IV.      EXPERIENCING RESURRECTION (3:11):  And so, somehow, to attain to the resurrection from the dead. – This is a very difficult verse to interpret.  I think it means that Paul, by living daily for Christ, is giving evidence that he is a true Christian, experiencing resurrected life and power, and ultimately he will be resurrected from the dead after he dies.  His perseverance in Christ will give him a place in the final resurrection.  The resurrection is the complete and final stage of salvation.  It is the ultimate experience of knowing Christ in perfection.  Then we shall be face to face with Christ in our resurrected bodies.  Folks, it won’t get any better than that!




                  A.         Saved.  Christian, beware of legalism.  It will rob you of your joy.  It will make you harsh, negative, judgmental and critical.  Do not place your emphasis on what you or others may externally do which is not mentioned in scripture.  Place your emphasis upon knowing Christ intimately, vitally and dynamically and you will not have time for any legalistic thinking.  You will be too filled up with the joy of Christ.


                  B.         Unsaved.  For you without Christ, for you who are searching for the real meaning of life, for you who are looking for the ultimate experience, I point you to Jesus Christ.  When one meets Christ, he has found the key to life and death.  After one comes to Christ, he spends the rest of his life getting to know Christ better.  You can know Christ.  You can know resurrected power.  You can be changed.  How?  Believe in the Lord Jesus and you shall be saved.  When you come to know Christ, you will say, “It doesn’t get any better than this!

SET PROBLEM 1 — Copy the stretch of the passage on experiencing resurrection from "B.         Unsaved.  For" through "better than this!" word for word.

TASK DATA —
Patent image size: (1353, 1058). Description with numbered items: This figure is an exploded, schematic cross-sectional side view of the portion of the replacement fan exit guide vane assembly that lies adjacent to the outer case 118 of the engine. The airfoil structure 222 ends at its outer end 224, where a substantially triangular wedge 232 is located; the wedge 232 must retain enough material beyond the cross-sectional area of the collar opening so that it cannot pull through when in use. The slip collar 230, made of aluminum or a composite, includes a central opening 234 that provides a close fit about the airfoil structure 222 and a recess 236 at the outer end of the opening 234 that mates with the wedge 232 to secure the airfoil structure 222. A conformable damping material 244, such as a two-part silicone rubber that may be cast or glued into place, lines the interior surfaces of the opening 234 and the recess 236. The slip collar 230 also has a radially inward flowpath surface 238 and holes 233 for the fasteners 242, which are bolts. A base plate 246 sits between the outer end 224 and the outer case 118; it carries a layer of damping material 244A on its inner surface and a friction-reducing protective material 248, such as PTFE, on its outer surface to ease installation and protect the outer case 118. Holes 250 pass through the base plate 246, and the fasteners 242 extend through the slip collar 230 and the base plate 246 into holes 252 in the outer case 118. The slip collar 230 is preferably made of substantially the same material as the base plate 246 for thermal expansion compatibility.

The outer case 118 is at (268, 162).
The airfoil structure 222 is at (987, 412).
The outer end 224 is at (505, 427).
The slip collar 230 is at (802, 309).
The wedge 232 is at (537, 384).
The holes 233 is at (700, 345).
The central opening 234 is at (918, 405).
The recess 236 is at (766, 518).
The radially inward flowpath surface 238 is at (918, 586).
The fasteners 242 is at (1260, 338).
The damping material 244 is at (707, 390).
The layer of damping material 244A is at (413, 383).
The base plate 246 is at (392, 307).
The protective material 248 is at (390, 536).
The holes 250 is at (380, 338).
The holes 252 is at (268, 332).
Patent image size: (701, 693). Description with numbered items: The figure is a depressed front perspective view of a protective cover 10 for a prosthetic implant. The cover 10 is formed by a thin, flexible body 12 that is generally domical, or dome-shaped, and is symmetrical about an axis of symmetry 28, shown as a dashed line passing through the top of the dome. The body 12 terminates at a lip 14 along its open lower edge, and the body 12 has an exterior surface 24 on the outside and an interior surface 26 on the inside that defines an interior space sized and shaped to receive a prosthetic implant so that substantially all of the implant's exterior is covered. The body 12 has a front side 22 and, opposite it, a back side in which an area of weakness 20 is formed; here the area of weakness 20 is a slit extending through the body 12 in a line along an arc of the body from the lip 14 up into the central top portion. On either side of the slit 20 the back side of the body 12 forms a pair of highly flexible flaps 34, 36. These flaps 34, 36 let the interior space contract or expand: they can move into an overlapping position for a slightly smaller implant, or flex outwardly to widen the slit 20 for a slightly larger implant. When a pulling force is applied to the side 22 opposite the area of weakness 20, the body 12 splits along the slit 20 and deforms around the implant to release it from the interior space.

SET PROBLEM 2 — Quote the stretch of the listing above from its first line through the line containing "The protective material 248 is at (390, 536).", word for word.

TASK RESULT 1 —
B.         Unsaved.  For you without Christ, for you who are searching for the real meaning of life, for you who are looking for the ultimate experience, I point you to Jesus Christ.  When one meets Christ, he has found the key to life and death.  After one comes to Christ, he spends the rest of his life getting to know Christ better.  You can know Christ.  You can know resurrected power.  You can be changed.  How?  Believe in the Lord Jesus and you shall be saved.  When you come to know Christ, you will say, “It doesn’t get any better than this!

TASK RESULT 2 —
Patent image size: (1353, 1058). Description with numbered items: This figure is an exploded, schematic cross-sectional side view of the portion of the replacement fan exit guide vane assembly that lies adjacent to the outer case 118 of the engine. The airfoil structure 222 ends at its outer end 224, where a substantially triangular wedge 232 is located; the wedge 232 must retain enough material beyond the cross-sectional area of the collar opening so that it cannot pull through when in use. The slip collar 230, made of aluminum or a composite, includes a central opening 234 that provides a close fit about the airfoil structure 222 and a recess 236 at the outer end of the opening 234 that mates with the wedge 232 to secure the airfoil structure 222. A conformable damping material 244, such as a two-part silicone rubber that may be cast or glued into place, lines the interior surfaces of the opening 234 and the recess 236. The slip collar 230 also has a radially inward flowpath surface 238 and holes 233 for the fasteners 242, which are bolts. A base plate 246 sits between the outer end 224 and the outer case 118; it carries a layer of damping material 244A on its inner surface and a friction-reducing protective material 248, such as PTFE, on its outer surface to ease installation and protect the outer case 118. Holes 250 pass through the base plate 246, and the fasteners 242 extend through the slip collar 230 and the base plate 246 into holes 252 in the outer case 118. The slip collar 230 is preferably made of substantially the same material as the base plate 246 for thermal expansion compatibility.

The outer case 118 is at (268, 162).
The airfoil structure 222 is at (987, 412).
The outer end 224 is at (505, 427).
The slip collar 230 is at (802, 309).
The wedge 232 is at (537, 384).
The holes 233 is at (700, 345).
The central opening 234 is at (918, 405).
The recess 236 is at (766, 518).
The radially inward flowpath surface 238 is at (918, 586).
The fasteners 242 is at (1260, 338).
The damping material 244 is at (707, 390).
The layer of damping material 244A is at (413, 383).
The base plate 246 is at (392, 307).
The protective material 248 is at (390, 536).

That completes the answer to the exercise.